What needs to be done:
Retype the portion of the viscosity problems that begins at the words "Shear stress is" and ends after the words "oil is 0.95.".

Text:
========

Q. Two horizontal plates are placed 1.25 cm apart, the space between them being filled with oil of viscosity 14 poises. Calculate the shear stress in oil if upper plate is moved with a velocity of 2.5 m/s.
SOLUTION:
Given:
Distance between plates, dy 1.25 cm = 0.0125 m
Viscosity μ = 14 poise = 14/10 Ns/m²
Velocity of upper plate,u =2.5 m/sec.
Shear stress is given by equation as, τ = μ du/dy
Where du = change of velocity between plates
= น – 0 =2.5 m/sec.
dy= 0.0125 m
Thefore τ = 14/10 × 2.5/0.0125 = 280 N/m².
Q. The space between two square flat parallel plates is filled with oil. Each side of the plate is 60 cm. The thickness of the oil film is 12.5 mm. The upper plate, which moves at 2.5 metre per sec requires a force of 98.1 N to maintain the speed. Determine:
(i) The dynamic viscosity of the oil in poise, and
(ii) The kinematic viscosity of the oil in stokes if the specific gravity of the oil is 0.95.
SOLUTION:
Given:
Each side of a square plate
= 60cm = 0.6m
Area A = 0.6 * 0.6 = 0.36m²
Thickness of oil film dy = 12.5mm = 12.5 * 10 ^ – 3 m
Velocity of upper plate u= 2.5m /sec
Therefore Change of velocity between plates, du =2.5 m/sec
Force required on upper plate, F = 98.1N
Shear stress τ= Force/ Area = F/A = (98.1N)/0.36m²
(i) Let µ = Dynamic viscosity of oil
Using equation
τ = μ * du/dy (or) 98.1/0.36 = μ× 2.5/(12.5 * 10-³)
μ = 98.1/0.36 *( 12.5 * 10 -³)/2.5
= 1.3635Ns / m² [ 1Ns /m² = 10 poise]
(ii) Sp. gr. of oil, S = 0.95
Let v = kinematic viscosity of oil
Using equation,
Mass density of oil, ρ = S * 1000 = 0.95 * 1000 = 950kg /m³
Using the relation v = μ/ρ
We get v = (1.3635(Ns /m²)/950 =.001435 m²/sec
= 0.001435 * 10⁴ cm² / s
= 14.35 stokes.

========

Records:
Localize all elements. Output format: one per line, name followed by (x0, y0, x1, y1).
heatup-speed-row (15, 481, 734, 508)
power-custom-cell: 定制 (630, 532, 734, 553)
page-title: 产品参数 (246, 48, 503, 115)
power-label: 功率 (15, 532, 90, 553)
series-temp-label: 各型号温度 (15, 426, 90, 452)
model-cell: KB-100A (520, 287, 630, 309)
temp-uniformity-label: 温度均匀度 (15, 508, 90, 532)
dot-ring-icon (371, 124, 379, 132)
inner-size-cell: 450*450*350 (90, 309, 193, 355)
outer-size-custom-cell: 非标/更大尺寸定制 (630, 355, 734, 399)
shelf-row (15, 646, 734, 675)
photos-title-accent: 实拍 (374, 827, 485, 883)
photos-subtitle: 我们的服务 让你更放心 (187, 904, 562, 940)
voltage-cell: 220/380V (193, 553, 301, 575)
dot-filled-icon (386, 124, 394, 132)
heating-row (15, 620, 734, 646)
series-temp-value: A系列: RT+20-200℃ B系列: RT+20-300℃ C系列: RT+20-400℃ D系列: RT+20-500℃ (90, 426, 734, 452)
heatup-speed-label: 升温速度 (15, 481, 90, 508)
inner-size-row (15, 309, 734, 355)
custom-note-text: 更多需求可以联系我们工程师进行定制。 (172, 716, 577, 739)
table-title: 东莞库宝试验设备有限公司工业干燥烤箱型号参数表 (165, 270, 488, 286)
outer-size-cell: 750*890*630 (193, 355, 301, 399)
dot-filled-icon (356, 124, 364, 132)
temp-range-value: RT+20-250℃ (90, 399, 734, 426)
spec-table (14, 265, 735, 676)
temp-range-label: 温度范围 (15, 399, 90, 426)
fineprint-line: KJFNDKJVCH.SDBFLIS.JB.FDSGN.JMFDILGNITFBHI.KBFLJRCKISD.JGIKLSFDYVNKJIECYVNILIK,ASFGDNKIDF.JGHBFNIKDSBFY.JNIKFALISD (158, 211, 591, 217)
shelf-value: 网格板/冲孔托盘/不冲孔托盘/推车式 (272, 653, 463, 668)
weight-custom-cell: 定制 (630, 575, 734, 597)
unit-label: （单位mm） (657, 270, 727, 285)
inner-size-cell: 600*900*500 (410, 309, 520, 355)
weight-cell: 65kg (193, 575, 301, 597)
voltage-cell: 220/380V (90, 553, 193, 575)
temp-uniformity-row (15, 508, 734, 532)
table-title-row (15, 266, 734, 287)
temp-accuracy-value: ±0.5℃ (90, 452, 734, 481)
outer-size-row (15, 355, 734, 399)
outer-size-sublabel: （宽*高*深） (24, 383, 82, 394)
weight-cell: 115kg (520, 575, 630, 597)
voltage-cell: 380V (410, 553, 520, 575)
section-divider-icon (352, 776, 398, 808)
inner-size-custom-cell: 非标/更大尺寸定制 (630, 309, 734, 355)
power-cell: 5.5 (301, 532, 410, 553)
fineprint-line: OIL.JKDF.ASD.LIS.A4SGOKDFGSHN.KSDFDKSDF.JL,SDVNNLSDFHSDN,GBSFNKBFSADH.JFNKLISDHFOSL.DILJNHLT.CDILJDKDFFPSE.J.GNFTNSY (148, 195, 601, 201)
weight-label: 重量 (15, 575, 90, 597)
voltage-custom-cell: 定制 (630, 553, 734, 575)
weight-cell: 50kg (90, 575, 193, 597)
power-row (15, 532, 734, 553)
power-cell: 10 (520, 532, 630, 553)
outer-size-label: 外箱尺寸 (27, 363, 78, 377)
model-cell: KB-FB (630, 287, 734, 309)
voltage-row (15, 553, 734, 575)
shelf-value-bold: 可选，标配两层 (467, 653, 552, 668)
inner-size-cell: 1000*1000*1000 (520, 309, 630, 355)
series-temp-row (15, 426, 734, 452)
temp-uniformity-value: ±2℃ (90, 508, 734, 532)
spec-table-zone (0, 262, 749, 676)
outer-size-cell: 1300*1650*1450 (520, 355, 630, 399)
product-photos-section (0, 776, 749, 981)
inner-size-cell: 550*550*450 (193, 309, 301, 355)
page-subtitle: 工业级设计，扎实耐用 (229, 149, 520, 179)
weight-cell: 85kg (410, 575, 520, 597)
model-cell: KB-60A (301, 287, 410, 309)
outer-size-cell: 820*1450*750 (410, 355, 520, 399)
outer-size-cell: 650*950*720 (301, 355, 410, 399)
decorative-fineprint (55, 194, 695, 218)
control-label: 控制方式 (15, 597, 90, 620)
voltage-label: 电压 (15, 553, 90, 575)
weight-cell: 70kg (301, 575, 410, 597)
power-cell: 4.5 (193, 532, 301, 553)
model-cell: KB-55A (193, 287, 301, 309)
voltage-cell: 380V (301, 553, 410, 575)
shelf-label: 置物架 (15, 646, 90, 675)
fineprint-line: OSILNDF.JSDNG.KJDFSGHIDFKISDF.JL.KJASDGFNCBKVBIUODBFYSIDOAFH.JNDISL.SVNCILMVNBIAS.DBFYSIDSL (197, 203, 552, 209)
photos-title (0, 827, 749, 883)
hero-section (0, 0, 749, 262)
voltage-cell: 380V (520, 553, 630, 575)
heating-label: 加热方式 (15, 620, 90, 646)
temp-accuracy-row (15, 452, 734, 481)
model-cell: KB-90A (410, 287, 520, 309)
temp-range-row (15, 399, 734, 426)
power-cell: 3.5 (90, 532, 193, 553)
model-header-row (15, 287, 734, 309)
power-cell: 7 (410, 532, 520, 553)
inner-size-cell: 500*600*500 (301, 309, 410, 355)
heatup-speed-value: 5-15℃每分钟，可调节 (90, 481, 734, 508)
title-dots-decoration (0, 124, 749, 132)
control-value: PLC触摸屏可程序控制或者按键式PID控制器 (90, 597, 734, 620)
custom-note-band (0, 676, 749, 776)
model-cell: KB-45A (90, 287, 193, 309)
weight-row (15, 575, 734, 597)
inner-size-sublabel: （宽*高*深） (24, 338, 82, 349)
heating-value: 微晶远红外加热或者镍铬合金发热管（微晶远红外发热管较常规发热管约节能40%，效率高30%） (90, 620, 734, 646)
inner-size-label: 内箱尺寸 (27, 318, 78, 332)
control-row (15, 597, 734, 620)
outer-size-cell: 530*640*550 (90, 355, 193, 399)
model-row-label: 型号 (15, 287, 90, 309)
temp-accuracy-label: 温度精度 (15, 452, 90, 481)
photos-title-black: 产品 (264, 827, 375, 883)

========

Output for this task:
Shear stress is given by equation as, τ = μ du/dy
Where du = change of velocity between plates
= น – 0 =2.5 m/sec.
dy= 0.0125 m
Thefore τ = 14/10 × 2.5/0.0125 = 280 N/m².
Q. The space between two square flat parallel plates is filled with oil. Each side of the plate is 60 cm. The thickness of the oil film is 12.5 mm. The upper plate, which moves at 2.5 metre per sec requires a force of 98.1 N to maintain the speed. Determine:
(i) The dynamic viscosity of the oil in poise, and
(ii) The kinematic viscosity of the oil in stokes if the specific gravity of the oil is 0.95.